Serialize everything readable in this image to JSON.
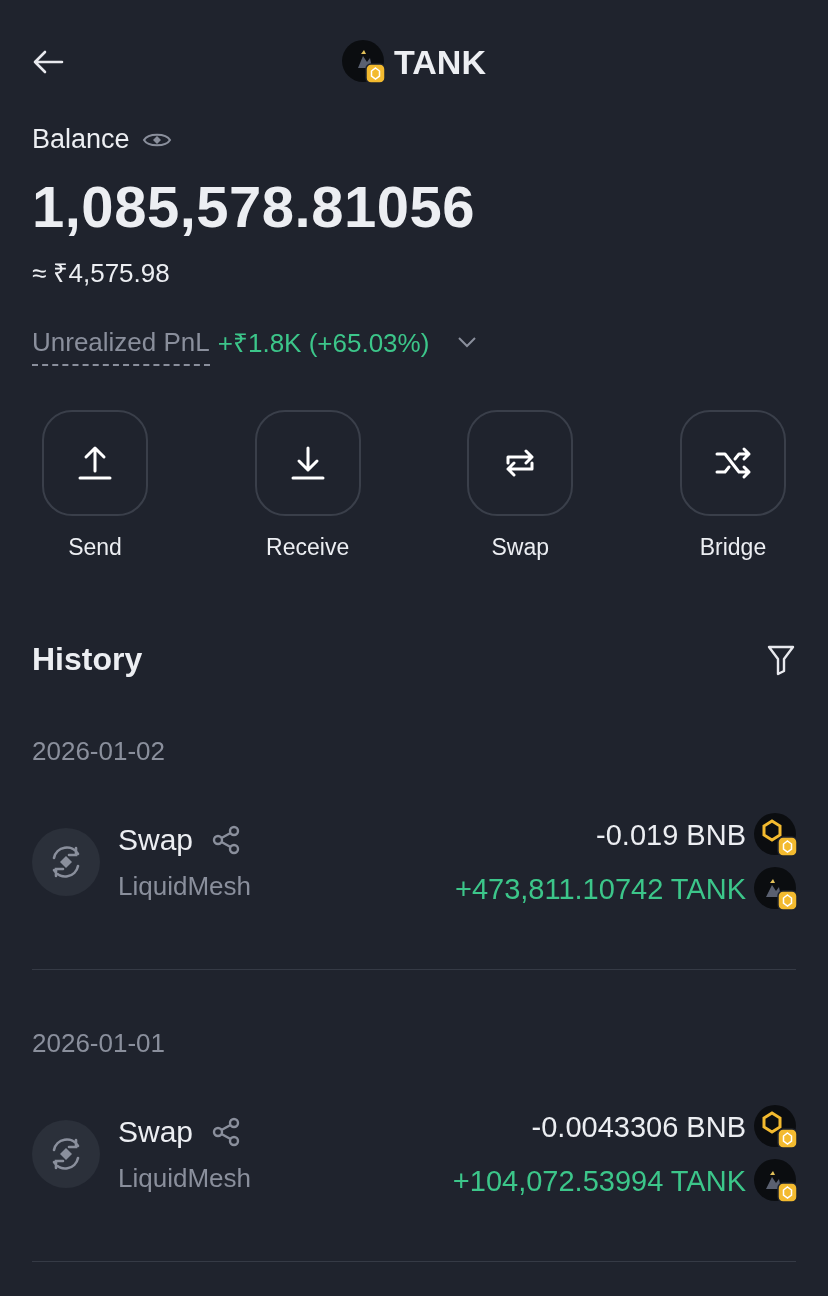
{
  "header": {
    "title": "TANK"
  },
  "balance": {
    "label": "Balance",
    "amount": "1,085,578.81056",
    "fiat": "≈ ₹4,575.98",
    "pnl_label": "Unrealized PnL",
    "pnl_value": "+₹1.8K (+65.03%)"
  },
  "actions": [
    {
      "kind": "send",
      "label": "Send"
    },
    {
      "kind": "receive",
      "label": "Receive"
    },
    {
      "kind": "swap",
      "label": "Swap"
    },
    {
      "kind": "bridge",
      "label": "Bridge"
    }
  ],
  "history": {
    "title": "History",
    "groups": [
      {
        "date": "2026-01-02",
        "items": [
          {
            "type": "Swap",
            "source": "LiquidMesh",
            "amounts": [
              {
                "kind": "bnb",
                "incoming": false,
                "text": "-0.019 BNB"
              },
              {
                "kind": "tank",
                "incoming": true,
                "text": "+473,811.10742 TANK"
              }
            ]
          }
        ]
      },
      {
        "date": "2026-01-01",
        "items": [
          {
            "type": "Swap",
            "source": "LiquidMesh",
            "amounts": [
              {
                "kind": "bnb",
                "incoming": false,
                "text": "-0.0043306 BNB"
              },
              {
                "kind": "tank",
                "incoming": true,
                "text": "+104,072.53994 TANK"
              }
            ]
          }
        ]
      }
    ]
  }
}
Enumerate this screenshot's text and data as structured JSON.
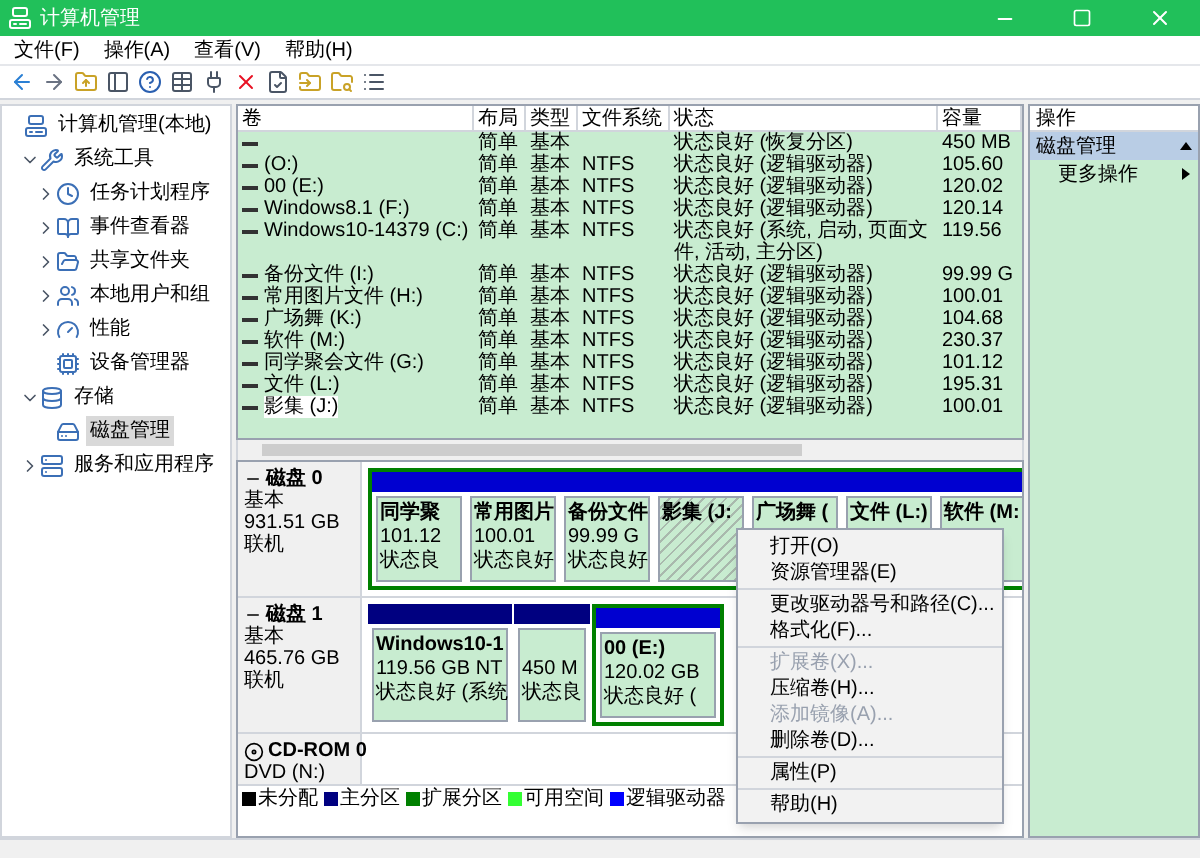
{
  "window": {
    "title": "计算机管理"
  },
  "menu": [
    "文件(F)",
    "操作(A)",
    "查看(V)",
    "帮助(H)"
  ],
  "tree": [
    {
      "label": "计算机管理(本地)",
      "selected": false,
      "children": [
        {
          "label": "系统工具",
          "expanded": true,
          "selected": false,
          "children": [
            {
              "label": "任务计划程序",
              "expanded": false,
              "selected": false
            },
            {
              "label": "事件查看器",
              "expanded": false,
              "selected": false
            },
            {
              "label": "共享文件夹",
              "expanded": false,
              "selected": false
            },
            {
              "label": "本地用户和组",
              "expanded": false,
              "selected": false
            },
            {
              "label": "性能",
              "expanded": false,
              "selected": false
            },
            {
              "label": "设备管理器",
              "selected": false
            }
          ]
        },
        {
          "label": "存储",
          "expanded": true,
          "selected": false,
          "children": [
            {
              "label": "磁盘管理",
              "selected": true
            }
          ]
        },
        {
          "label": "服务和应用程序",
          "expanded": false,
          "selected": false
        }
      ]
    }
  ],
  "table": {
    "columns": [
      "卷",
      "布局",
      "类型",
      "文件系统",
      "状态",
      "容量"
    ],
    "rows": [
      {
        "layout": "简单",
        "type": "基本",
        "status": "状态良好 (恢复分区)",
        "capacity": "450 MB",
        "selected": false
      },
      {
        "volume": "(O:)",
        "layout": "简单",
        "type": "基本",
        "fs": "NTFS",
        "status": "状态良好 (逻辑驱动器)",
        "capacity": "105.60",
        "selected": false
      },
      {
        "volume": "00 (E:)",
        "layout": "简单",
        "type": "基本",
        "fs": "NTFS",
        "status": "状态良好 (逻辑驱动器)",
        "capacity": "120.02",
        "selected": false
      },
      {
        "volume": "Windows8.1 (F:)",
        "layout": "简单",
        "type": "基本",
        "fs": "NTFS",
        "status": "状态良好 (逻辑驱动器)",
        "capacity": "120.14",
        "selected": false
      },
      {
        "volume": "Windows10-14379 (C:)",
        "layout": "简单",
        "type": "基本",
        "fs": "NTFS",
        "status": "状态良好 (系统, 启动, 页面文件, 活动, 主分区)",
        "capacity": "119.56",
        "selected": false
      },
      {
        "volume": "备份文件 (I:)",
        "layout": "简单",
        "type": "基本",
        "fs": "NTFS",
        "status": "状态良好 (逻辑驱动器)",
        "capacity": "99.99 G",
        "selected": false
      },
      {
        "volume": "常用图片文件 (H:)",
        "layout": "简单",
        "type": "基本",
        "fs": "NTFS",
        "status": "状态良好 (逻辑驱动器)",
        "capacity": "100.01",
        "selected": false
      },
      {
        "volume": "广场舞 (K:)",
        "layout": "简单",
        "type": "基本",
        "fs": "NTFS",
        "status": "状态良好 (逻辑驱动器)",
        "capacity": "104.68",
        "selected": false
      },
      {
        "volume": "软件 (M:)",
        "layout": "简单",
        "type": "基本",
        "fs": "NTFS",
        "status": "状态良好 (逻辑驱动器)",
        "capacity": "230.37",
        "selected": false
      },
      {
        "volume": "同学聚会文件 (G:)",
        "layout": "简单",
        "type": "基本",
        "fs": "NTFS",
        "status": "状态良好 (逻辑驱动器)",
        "capacity": "101.12",
        "selected": false
      },
      {
        "volume": "文件 (L:)",
        "layout": "简单",
        "type": "基本",
        "fs": "NTFS",
        "status": "状态良好 (逻辑驱动器)",
        "capacity": "195.31",
        "selected": false
      },
      {
        "volume": "影集 (J:)",
        "layout": "简单",
        "type": "基本",
        "fs": "NTFS",
        "status": "状态良好 (逻辑驱动器)",
        "capacity": "100.01",
        "selected": true
      }
    ]
  },
  "disks": [
    {
      "name": "磁盘 0",
      "kind": "disk",
      "type": "基本",
      "size": "931.51 GB",
      "state": "联机",
      "partitions": [
        {
          "name": "同学聚",
          "size": "101.12",
          "status": "状态良",
          "kind": "logical",
          "selected": false
        },
        {
          "name": "常用图片",
          "size": "100.01",
          "status": "状态良好",
          "kind": "logical",
          "selected": false
        },
        {
          "name": "备份文件",
          "size": "99.99 G",
          "status": "状态良好",
          "kind": "logical",
          "selected": false
        },
        {
          "name": "影集 (J:",
          "kind": "logical",
          "selected": true
        },
        {
          "name": "广场舞 (",
          "kind": "logical",
          "selected": false
        },
        {
          "name": "文件 (L:)",
          "kind": "logical",
          "selected": false
        },
        {
          "name": "软件 (M:",
          "kind": "logical",
          "selected": false
        }
      ]
    },
    {
      "name": "磁盘 1",
      "kind": "disk",
      "type": "基本",
      "size": "465.76 GB",
      "state": "联机",
      "partitions": [
        {
          "name": "Windows10-1",
          "size": "119.56 GB NT",
          "status": "状态良好 (系统",
          "kind": "primary",
          "selected": false
        },
        {
          "size": "450 M",
          "status": "状态良",
          "kind": "primary",
          "selected": false
        },
        {
          "name": "00 (E:)",
          "size": "120.02 GB",
          "status": "状态良好 (",
          "kind": "logical",
          "selected": false
        }
      ]
    },
    {
      "name": "CD-ROM 0",
      "kind": "cdrom",
      "type": "DVD (N:)"
    }
  ],
  "legend": [
    {
      "label": "未分配",
      "color": "#000000"
    },
    {
      "label": "主分区",
      "color": "#000080"
    },
    {
      "label": "扩展分区",
      "color": "#008000"
    },
    {
      "label": "可用空间",
      "color": "#33ff33"
    },
    {
      "label": "逻辑驱动器",
      "color": "#0000ff"
    }
  ],
  "context_menu": [
    [
      {
        "label": "打开(O)",
        "disabled": false
      },
      {
        "label": "资源管理器(E)",
        "disabled": false
      }
    ],
    [
      {
        "label": "更改驱动器号和路径(C)...",
        "disabled": false
      },
      {
        "label": "格式化(F)...",
        "disabled": false
      }
    ],
    [
      {
        "label": "扩展卷(X)...",
        "disabled": true
      },
      {
        "label": "压缩卷(H)...",
        "disabled": false
      },
      {
        "label": "添加镜像(A)...",
        "disabled": true
      },
      {
        "label": "删除卷(D)...",
        "disabled": false
      }
    ],
    [
      {
        "label": "属性(P)",
        "disabled": false
      }
    ],
    [
      {
        "label": "帮助(H)",
        "disabled": false
      }
    ]
  ],
  "actions": {
    "title": "操作",
    "section": "磁盘管理",
    "items": [
      "更多操作"
    ]
  }
}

__Instruction__:
Return all lines containing "JSON".

__The completed task__:
Serialize everything readable in this image to JSON.
Enumerate this screenshot's text and data as structured JSON.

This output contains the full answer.